▶ _Exercise instructions_
Report every line from the material that contains the word "time".

▶ _Data listing_
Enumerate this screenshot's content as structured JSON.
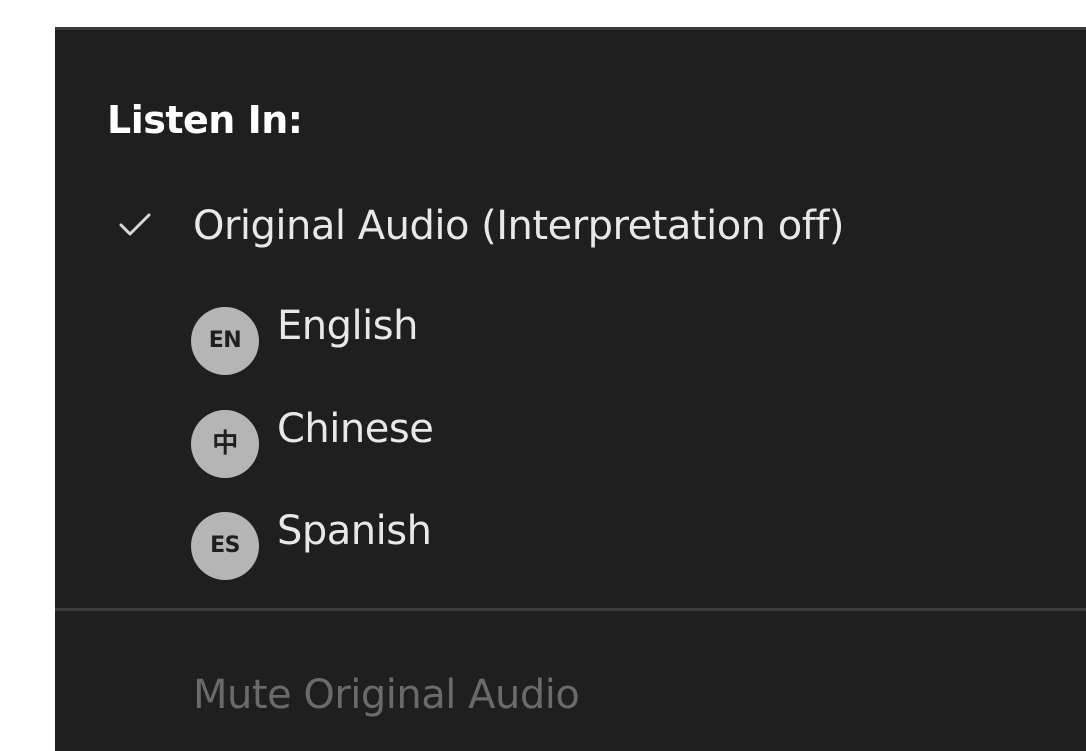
{
  "listen_menu": {
    "heading": "Listen In:",
    "items": [
      {
        "label": "Original Audio (Interpretation off)",
        "checked": true,
        "icon": "checkmark-icon"
      },
      {
        "label": "English",
        "badge": "EN",
        "icon": "english-language-badge-icon"
      },
      {
        "label": "Chinese",
        "badge": "中",
        "icon": "chinese-language-badge-icon"
      },
      {
        "label": "Spanish",
        "badge": "ES",
        "icon": "spanish-language-badge-icon"
      }
    ],
    "mute_label": "Mute Original Audio",
    "mute_enabled": false
  },
  "colors": {
    "panel_bg": "#1f1f1f",
    "divider": "#3a3a3a",
    "text": "#e8e8e8",
    "heading": "#ffffff",
    "disabled_text": "#6a6a6a",
    "badge_bg": "#b5b5b5"
  }
}
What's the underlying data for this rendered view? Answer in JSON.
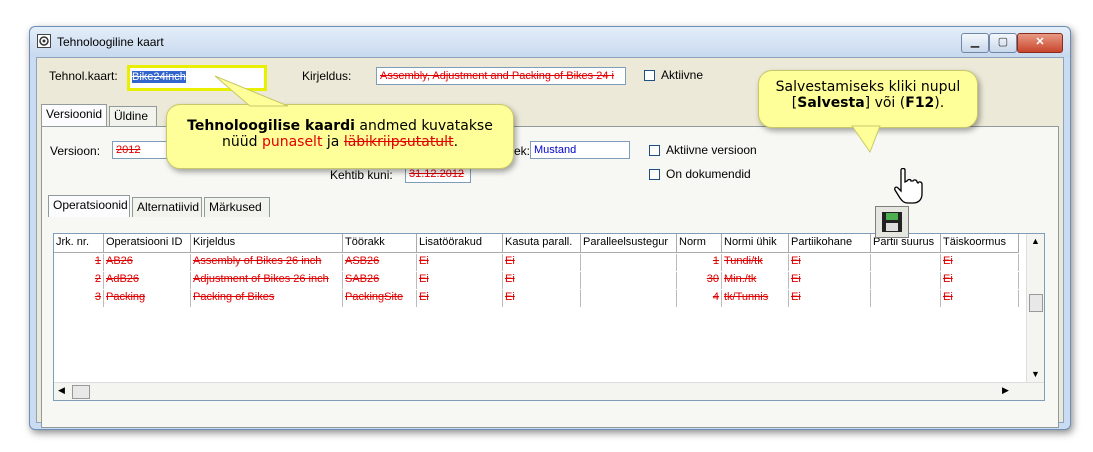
{
  "window": {
    "title": "Tehnoloogiline kaart"
  },
  "header": {
    "card_label": "Tehnol.kaart:",
    "card_value": "Bike24inch",
    "desc_label": "Kirjeldus:",
    "desc_value": "Assembly, Adjustment and Packing of Bikes 24 i",
    "active_label": "Aktiivne"
  },
  "top_tabs": [
    {
      "label": "Versioonid"
    },
    {
      "label": "Üldine"
    }
  ],
  "version": {
    "version_label": "Versioon:",
    "version_value": "2012",
    "status_label_suffix": "ek:",
    "status_value": "Mustand",
    "active_version_label": "Aktiivne versioon",
    "has_docs_label": "On dokumendid",
    "valid_until_label": "Kehtib kuni:",
    "valid_until_value": "31.12.2012"
  },
  "sub_tabs": [
    {
      "label": "Operatsioonid"
    },
    {
      "label": "Alternatiivid"
    },
    {
      "label": "Märkused"
    }
  ],
  "grid": {
    "columns": [
      "Jrk. nr.",
      "Operatsiooni ID",
      "Kirjeldus",
      "Töörakk",
      "Lisatöörakud",
      "Kasuta parall.",
      "Paralleelsustegur",
      "Norm",
      "Normi ühik",
      "Partiikohane",
      "Partii suurus",
      "Täiskoormus"
    ],
    "rows": [
      [
        "1",
        "AB26",
        "Assembly of Bikes 26 inch",
        "ASB26",
        "Ei",
        "Ei",
        "",
        "1",
        "Tundi/tk",
        "Ei",
        "",
        "Ei"
      ],
      [
        "2",
        "AdB26",
        "Adjustment of Bikes 26 inch",
        "SAB26",
        "Ei",
        "Ei",
        "",
        "30",
        "Min./tk",
        "Ei",
        "",
        "Ei"
      ],
      [
        "3",
        "Packing",
        "Packing of Bikes",
        "PackingSite",
        "Ei",
        "Ei",
        "",
        "4",
        "tk/Tunnis",
        "Ei",
        "",
        "Ei"
      ]
    ]
  },
  "callouts": {
    "main_bold": "Tehnoloogilise kaardi",
    "main_rest": " andmed kuvatakse",
    "main_line2_a": "nüüd ",
    "main_red": "punaselt",
    "main_line2_b": " ja ",
    "main_strike": "läbikriipsutatult",
    "main_end": ".",
    "save_line1": "Salvestamiseks kliki nupul",
    "save_open": "[",
    "save_bold": "Salvesta",
    "save_mid": "] või (",
    "save_key": "F12",
    "save_close": ")."
  },
  "colors": {
    "accent_red": "#e00000",
    "status_blue": "#0000cc",
    "callout_bg": "#ffff99"
  }
}
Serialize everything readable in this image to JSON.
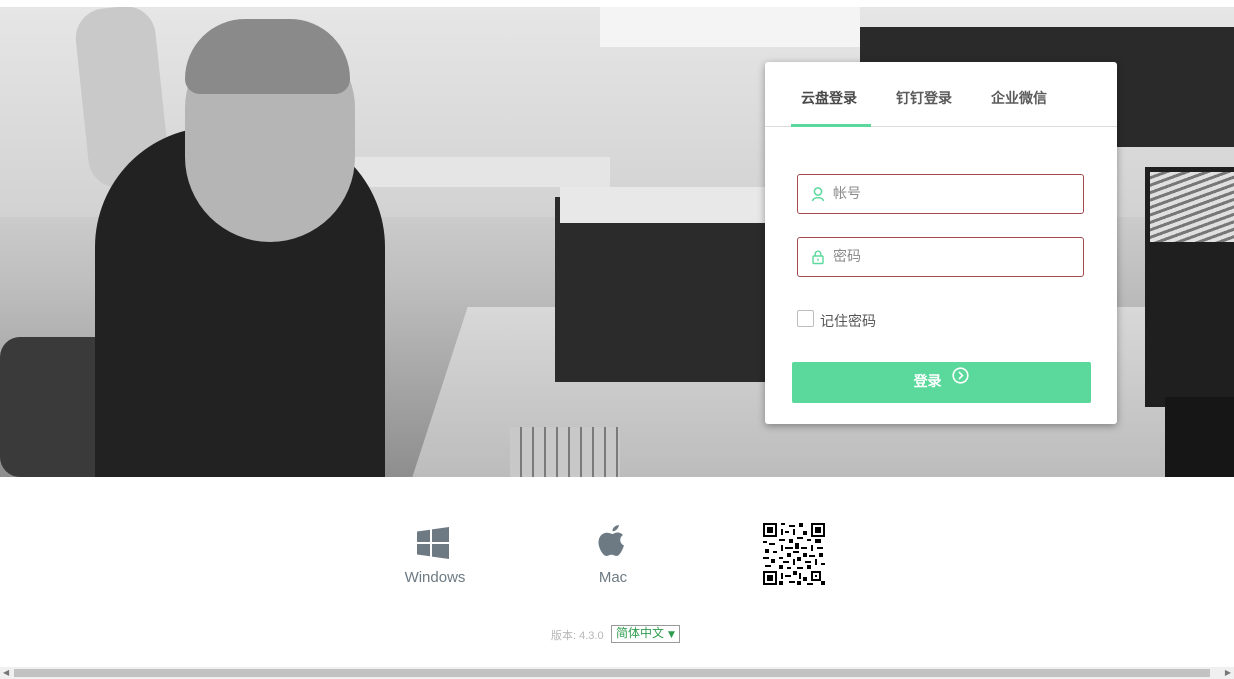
{
  "login": {
    "tabs": [
      {
        "label": "云盘登录"
      },
      {
        "label": "钉钉登录"
      },
      {
        "label": "企业微信"
      }
    ],
    "username_placeholder": "帐号",
    "password_placeholder": "密码",
    "remember_label": "记住密码",
    "submit_label": "登录"
  },
  "downloads": {
    "windows_label": "Windows",
    "mac_label": "Mac"
  },
  "footer": {
    "version_text": "版本: 4.3.0",
    "language_selected": "简体中文"
  },
  "colors": {
    "accent": "#5bd89b",
    "field_border": "#a34a4f",
    "download_icon": "#6d7a83"
  },
  "icons": [
    "user-icon",
    "lock-icon",
    "arrow-right-circle-icon",
    "windows-icon",
    "apple-icon",
    "qr-code"
  ]
}
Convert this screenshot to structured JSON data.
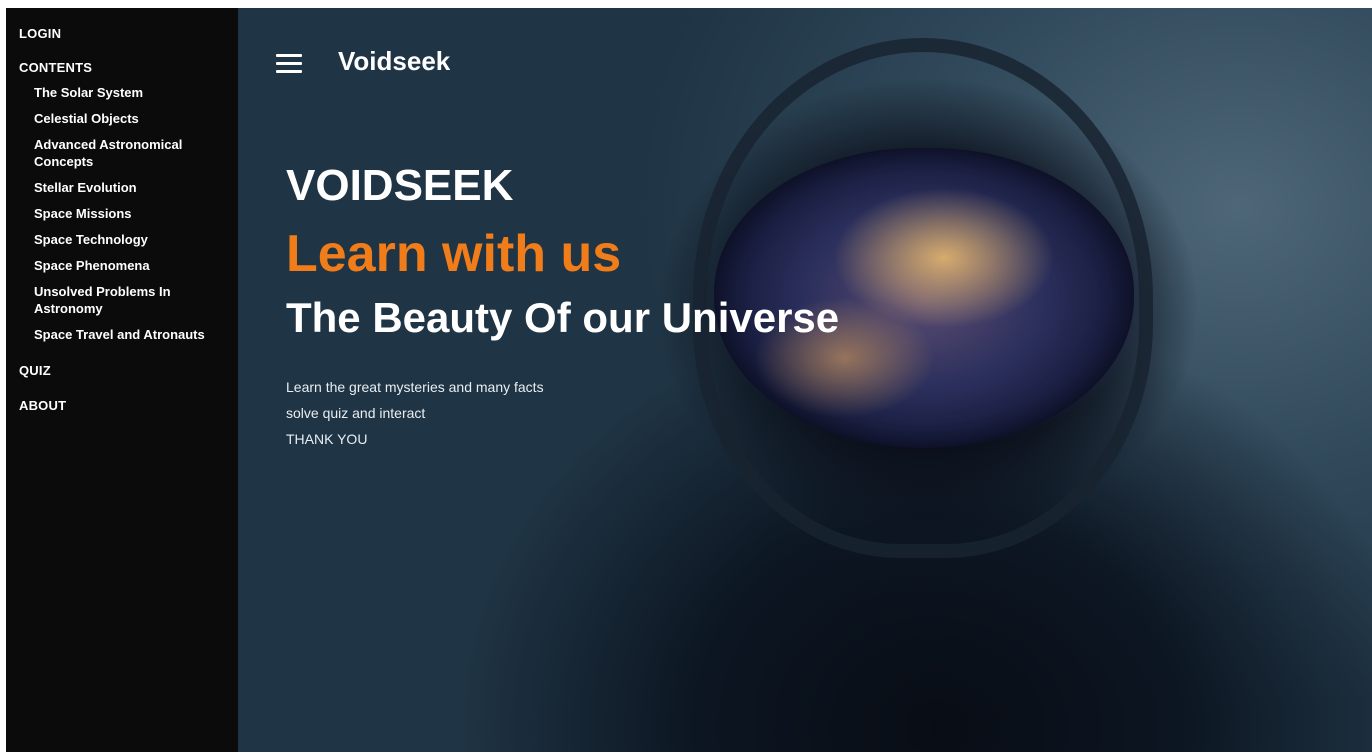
{
  "sidebar": {
    "login": "LOGIN",
    "contents": "CONTENTS",
    "items": [
      "The Solar System",
      "Celestial Objects",
      "Advanced Astronomical Concepts",
      "Stellar Evolution",
      "Space Missions",
      "Space Technology",
      "Space Phenomena",
      "Unsolved Problems In Astronomy",
      "Space Travel and Atronauts"
    ],
    "quiz": "QUIZ",
    "about": "ABOUT"
  },
  "header": {
    "brand": "Voidseek",
    "menu_icon": "hamburger-menu-icon"
  },
  "hero": {
    "title": "VOIDSEEK",
    "tagline": "Learn with us",
    "subtitle": "The Beauty Of our Universe",
    "lines": [
      "Learn the great mysteries and many facts",
      "solve quiz and interact",
      "THANK YOU"
    ],
    "accent_color": "#f07d1a"
  }
}
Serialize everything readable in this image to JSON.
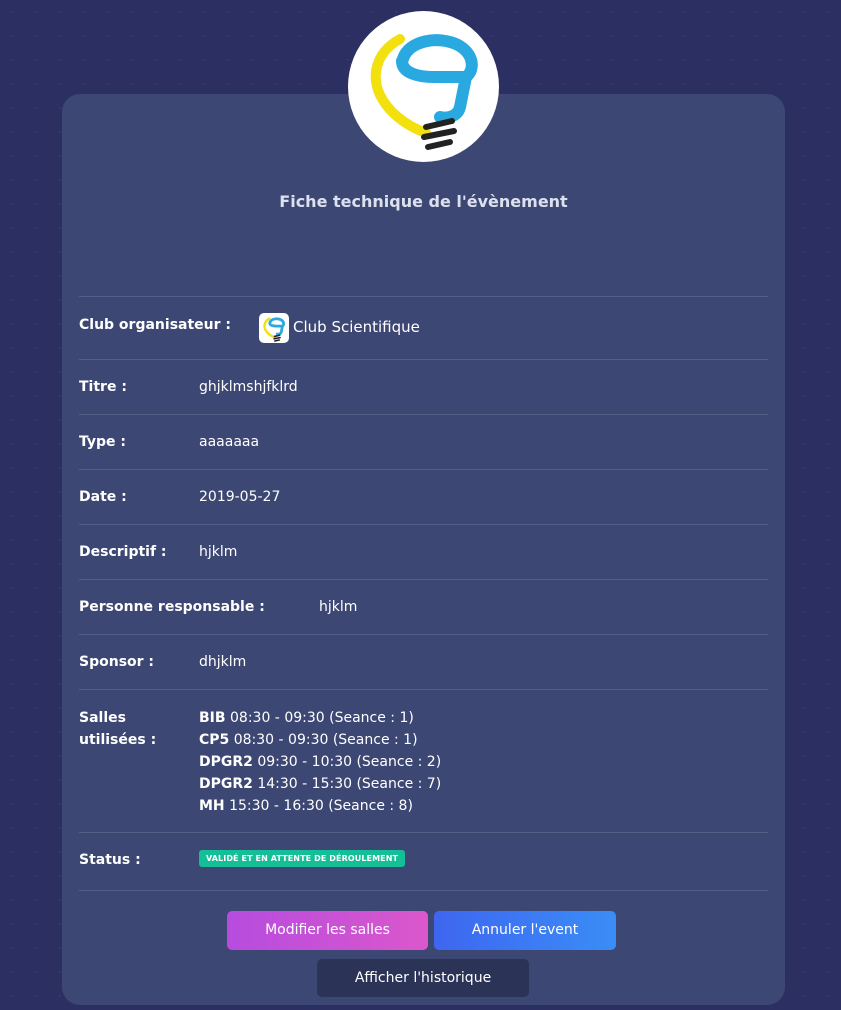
{
  "page": {
    "title": "Fiche technique de l'évènement"
  },
  "fields": {
    "club": {
      "label": "Club organisateur :",
      "value": "Club Scientifique"
    },
    "titre": {
      "label": "Titre :",
      "value": "ghjklmshjfklrd"
    },
    "type": {
      "label": "Type :",
      "value": "aaaaaaa"
    },
    "date": {
      "label": "Date :",
      "value": "2019-05-27"
    },
    "descriptif": {
      "label": "Descriptif :",
      "value": "hjklm"
    },
    "responsable": {
      "label": "Personne responsable :",
      "value": "hjklm"
    },
    "sponsor": {
      "label": "Sponsor :",
      "value": "dhjklm"
    },
    "salles": {
      "label_line1": "Salles",
      "label_line2": "utilisées :",
      "items": [
        {
          "room": "BIB",
          "time": "08:30 - 09:30 (Seance : 1)"
        },
        {
          "room": "CP5",
          "time": "08:30 - 09:30 (Seance : 1)"
        },
        {
          "room": "DPGR2",
          "time": "09:30 - 10:30 (Seance : 2)"
        },
        {
          "room": "DPGR2",
          "time": "14:30 - 15:30 (Seance : 7)"
        },
        {
          "room": "MH",
          "time": "15:30 - 16:30 (Seance : 8)"
        }
      ]
    },
    "status": {
      "label": "Status :",
      "value": "VALIDÉ ET EN ATTENTE DE DÉROULEMENT"
    }
  },
  "buttons": {
    "modify_rooms": "Modifier les salles",
    "cancel_event": "Annuler l'event",
    "show_history": "Afficher l'historique"
  },
  "colors": {
    "background": "#2b2f62",
    "card": "#3d4773",
    "badge": "#14bf98",
    "btn_rooms": "#c750d6",
    "btn_cancel": "#3c78f3",
    "btn_history": "#2b3457",
    "logo_blue": "#29a9e0",
    "logo_yellow": "#f2e10f"
  },
  "icons": {
    "logo": "lightbulb-logo-icon",
    "club": "lightbulb-logo-icon"
  }
}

▶ _Completed exercise_
          "time": "08:30 - 09:30 (Seance : 1)"
          "time": "08:30 - 09:30 (Seance : 1)"
          "time": "09:30 - 10:30 (Seance : 2)"
          "time": "14:30 - 15:30 (Seance : 7)"
          "time": "15:30 - 16:30 (Seance : 8)"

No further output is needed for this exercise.